**Directions:** Take every line where the string "learning" appears and copy it.

(A block of data)

###

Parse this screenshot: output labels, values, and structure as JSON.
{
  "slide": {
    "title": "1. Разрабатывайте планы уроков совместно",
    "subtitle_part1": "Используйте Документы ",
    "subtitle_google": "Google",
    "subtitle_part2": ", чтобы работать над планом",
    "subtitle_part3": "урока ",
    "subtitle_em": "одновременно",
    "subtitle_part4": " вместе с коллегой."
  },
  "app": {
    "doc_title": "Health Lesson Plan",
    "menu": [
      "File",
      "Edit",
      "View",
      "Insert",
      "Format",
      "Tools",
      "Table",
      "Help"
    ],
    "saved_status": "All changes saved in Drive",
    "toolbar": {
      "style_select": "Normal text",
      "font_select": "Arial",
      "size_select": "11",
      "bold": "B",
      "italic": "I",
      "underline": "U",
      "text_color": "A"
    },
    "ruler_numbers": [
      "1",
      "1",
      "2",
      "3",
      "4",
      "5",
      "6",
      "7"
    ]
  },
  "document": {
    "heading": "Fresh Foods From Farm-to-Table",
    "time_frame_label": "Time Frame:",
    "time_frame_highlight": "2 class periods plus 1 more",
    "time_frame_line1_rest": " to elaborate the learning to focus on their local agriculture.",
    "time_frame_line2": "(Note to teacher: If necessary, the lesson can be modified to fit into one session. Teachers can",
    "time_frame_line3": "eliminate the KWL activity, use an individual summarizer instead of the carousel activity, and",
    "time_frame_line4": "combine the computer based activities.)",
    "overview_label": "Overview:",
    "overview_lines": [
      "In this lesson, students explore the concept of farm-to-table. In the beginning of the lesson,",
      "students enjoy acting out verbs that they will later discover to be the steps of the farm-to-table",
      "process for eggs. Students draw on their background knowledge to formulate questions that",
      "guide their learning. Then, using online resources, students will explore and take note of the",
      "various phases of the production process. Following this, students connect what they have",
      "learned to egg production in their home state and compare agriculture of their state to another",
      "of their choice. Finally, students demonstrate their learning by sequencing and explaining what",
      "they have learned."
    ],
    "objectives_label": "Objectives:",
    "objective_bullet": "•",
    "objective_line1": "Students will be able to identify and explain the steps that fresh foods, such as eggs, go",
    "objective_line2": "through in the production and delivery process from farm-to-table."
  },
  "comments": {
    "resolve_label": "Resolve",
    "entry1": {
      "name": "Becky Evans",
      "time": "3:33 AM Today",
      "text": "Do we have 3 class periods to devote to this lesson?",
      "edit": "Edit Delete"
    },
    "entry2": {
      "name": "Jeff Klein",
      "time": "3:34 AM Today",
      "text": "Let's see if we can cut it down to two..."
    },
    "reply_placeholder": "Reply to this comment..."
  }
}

###

**Task result:**
    "time_frame_line1_rest": " to elaborate the learning to focus on their local agriculture.",
      "guide their learning. Then, using online resources, students will explore and take note of the",
      "of their choice. Finally, students demonstrate their learning by sequencing and explaining what",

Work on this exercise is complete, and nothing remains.